> WHAT THE EXERCISE ASKS
Among the lines below, count those containing the word "text". Give the number only.

> Recorded data
══════════

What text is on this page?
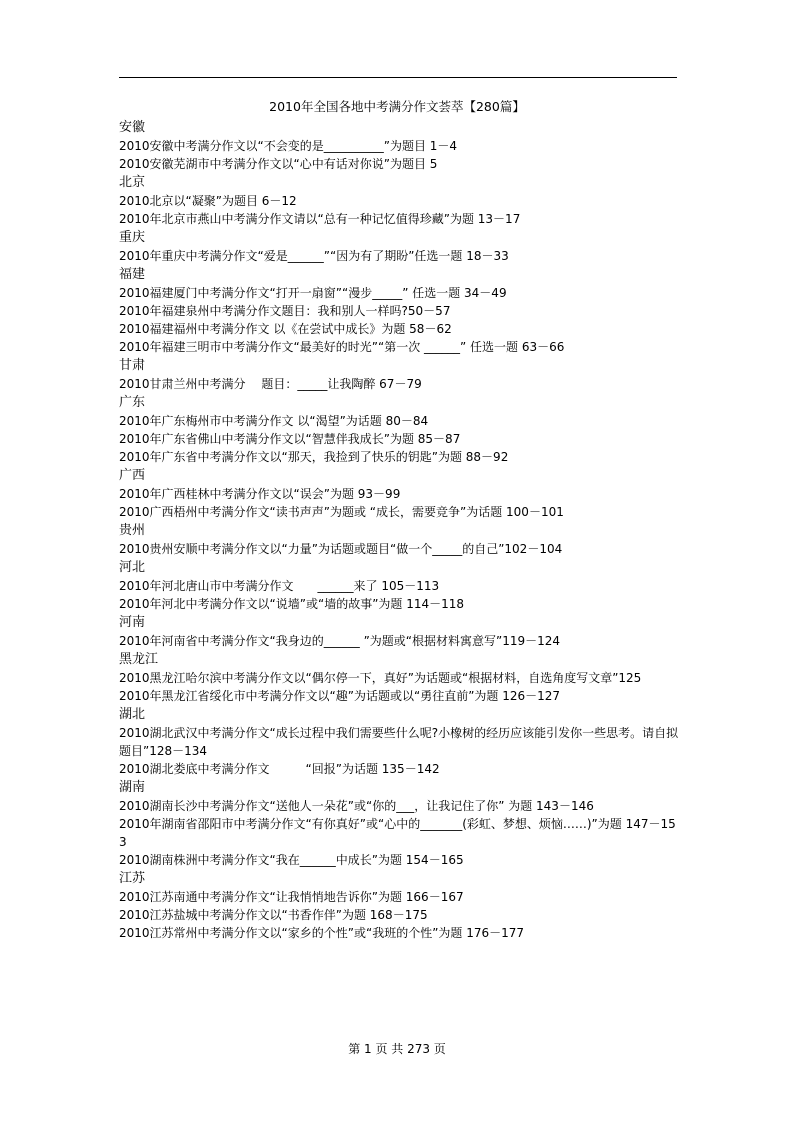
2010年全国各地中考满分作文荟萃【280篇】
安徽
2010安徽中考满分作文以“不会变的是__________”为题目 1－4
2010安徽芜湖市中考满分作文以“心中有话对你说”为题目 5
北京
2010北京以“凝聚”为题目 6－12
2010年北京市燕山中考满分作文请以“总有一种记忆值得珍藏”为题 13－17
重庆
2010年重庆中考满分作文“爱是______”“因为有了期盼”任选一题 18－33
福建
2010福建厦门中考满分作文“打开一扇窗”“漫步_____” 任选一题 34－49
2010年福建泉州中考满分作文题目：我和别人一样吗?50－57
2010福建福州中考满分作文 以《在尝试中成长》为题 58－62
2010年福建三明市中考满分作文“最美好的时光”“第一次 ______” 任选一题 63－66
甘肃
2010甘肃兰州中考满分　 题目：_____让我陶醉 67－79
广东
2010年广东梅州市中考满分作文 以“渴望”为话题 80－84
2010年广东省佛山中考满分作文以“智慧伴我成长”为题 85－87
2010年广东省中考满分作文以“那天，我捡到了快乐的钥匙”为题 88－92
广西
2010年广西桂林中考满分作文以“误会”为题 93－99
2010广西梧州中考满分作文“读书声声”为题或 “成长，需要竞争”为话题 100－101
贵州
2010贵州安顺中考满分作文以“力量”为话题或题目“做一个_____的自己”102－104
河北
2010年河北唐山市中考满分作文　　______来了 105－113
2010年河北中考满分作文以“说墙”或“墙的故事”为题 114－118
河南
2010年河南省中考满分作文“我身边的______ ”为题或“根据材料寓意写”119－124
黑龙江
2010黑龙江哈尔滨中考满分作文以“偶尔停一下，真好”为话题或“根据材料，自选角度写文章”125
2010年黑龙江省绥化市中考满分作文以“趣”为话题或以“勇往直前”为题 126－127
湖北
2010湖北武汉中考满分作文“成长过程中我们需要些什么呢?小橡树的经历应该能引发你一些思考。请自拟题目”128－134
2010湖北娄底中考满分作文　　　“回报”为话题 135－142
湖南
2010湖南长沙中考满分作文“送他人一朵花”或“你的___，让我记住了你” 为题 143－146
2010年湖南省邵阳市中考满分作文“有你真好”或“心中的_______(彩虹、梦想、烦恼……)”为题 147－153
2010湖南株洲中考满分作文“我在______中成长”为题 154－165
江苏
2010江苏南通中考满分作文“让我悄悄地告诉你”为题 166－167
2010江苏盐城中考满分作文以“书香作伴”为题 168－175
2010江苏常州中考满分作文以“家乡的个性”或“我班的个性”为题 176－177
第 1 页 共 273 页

══════════

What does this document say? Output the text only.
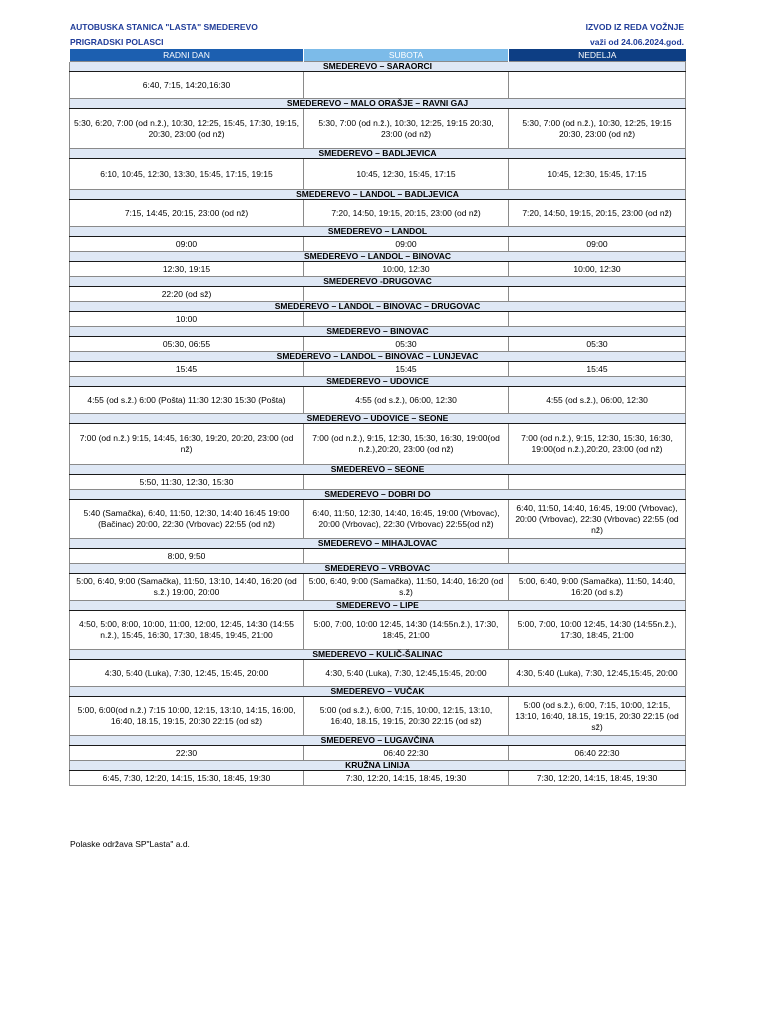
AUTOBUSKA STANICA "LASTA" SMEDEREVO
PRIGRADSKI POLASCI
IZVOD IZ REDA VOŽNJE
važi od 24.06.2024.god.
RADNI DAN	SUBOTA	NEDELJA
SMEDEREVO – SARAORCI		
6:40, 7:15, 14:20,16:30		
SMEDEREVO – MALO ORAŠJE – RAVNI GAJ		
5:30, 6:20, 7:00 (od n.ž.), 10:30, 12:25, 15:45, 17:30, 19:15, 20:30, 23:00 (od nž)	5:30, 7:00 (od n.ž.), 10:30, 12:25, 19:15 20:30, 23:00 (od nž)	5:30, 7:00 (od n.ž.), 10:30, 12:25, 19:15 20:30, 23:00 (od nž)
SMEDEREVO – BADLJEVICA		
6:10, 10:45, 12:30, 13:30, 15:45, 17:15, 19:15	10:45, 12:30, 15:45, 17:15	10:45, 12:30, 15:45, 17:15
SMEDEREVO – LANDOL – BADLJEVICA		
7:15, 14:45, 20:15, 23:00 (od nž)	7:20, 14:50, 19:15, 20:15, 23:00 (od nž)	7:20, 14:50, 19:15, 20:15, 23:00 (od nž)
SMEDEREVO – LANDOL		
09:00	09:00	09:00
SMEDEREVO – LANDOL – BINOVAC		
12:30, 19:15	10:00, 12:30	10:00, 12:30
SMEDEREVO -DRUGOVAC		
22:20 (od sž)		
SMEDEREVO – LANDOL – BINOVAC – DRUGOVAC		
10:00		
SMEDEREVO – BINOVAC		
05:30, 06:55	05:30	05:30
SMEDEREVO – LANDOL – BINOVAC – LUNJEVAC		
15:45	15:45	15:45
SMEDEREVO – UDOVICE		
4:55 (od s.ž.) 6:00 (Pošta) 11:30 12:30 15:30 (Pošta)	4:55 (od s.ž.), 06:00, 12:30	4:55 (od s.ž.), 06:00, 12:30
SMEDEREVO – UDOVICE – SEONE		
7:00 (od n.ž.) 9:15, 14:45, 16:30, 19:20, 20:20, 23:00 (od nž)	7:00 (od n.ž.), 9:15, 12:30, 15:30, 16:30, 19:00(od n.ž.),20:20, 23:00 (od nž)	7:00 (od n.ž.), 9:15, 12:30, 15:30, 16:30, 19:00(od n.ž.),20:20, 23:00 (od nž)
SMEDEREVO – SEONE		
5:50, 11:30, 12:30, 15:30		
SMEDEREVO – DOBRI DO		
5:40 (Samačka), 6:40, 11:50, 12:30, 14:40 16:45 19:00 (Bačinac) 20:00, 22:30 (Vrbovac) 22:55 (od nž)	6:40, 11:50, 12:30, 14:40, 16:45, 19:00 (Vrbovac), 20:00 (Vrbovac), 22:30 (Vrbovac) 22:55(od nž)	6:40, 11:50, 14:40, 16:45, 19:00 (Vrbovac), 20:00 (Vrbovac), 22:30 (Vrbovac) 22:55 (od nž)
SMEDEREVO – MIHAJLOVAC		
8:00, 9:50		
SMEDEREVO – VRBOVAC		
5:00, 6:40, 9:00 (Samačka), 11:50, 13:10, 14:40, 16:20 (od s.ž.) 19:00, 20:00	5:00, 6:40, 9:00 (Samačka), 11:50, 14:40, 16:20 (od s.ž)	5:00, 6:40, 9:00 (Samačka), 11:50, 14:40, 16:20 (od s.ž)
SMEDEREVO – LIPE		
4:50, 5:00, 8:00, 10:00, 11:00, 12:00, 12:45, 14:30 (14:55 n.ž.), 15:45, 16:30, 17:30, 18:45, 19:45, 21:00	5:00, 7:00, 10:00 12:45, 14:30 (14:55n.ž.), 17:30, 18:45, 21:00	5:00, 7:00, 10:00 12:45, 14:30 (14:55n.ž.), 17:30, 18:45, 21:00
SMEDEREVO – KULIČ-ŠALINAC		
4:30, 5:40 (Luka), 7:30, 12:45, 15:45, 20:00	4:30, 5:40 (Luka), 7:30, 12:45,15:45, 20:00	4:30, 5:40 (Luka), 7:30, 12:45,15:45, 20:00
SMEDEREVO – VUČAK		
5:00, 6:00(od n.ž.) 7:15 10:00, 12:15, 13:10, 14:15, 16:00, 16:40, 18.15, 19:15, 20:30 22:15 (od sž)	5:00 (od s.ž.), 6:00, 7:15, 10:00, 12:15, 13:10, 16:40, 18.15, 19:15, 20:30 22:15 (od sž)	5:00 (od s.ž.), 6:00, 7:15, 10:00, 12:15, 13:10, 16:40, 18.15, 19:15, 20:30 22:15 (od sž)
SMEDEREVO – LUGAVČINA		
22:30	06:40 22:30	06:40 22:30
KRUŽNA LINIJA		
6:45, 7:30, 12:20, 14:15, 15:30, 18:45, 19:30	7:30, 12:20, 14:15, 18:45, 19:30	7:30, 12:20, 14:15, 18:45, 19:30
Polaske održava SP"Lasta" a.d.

══════════

> OUTPUT OF THE EXERCISE
2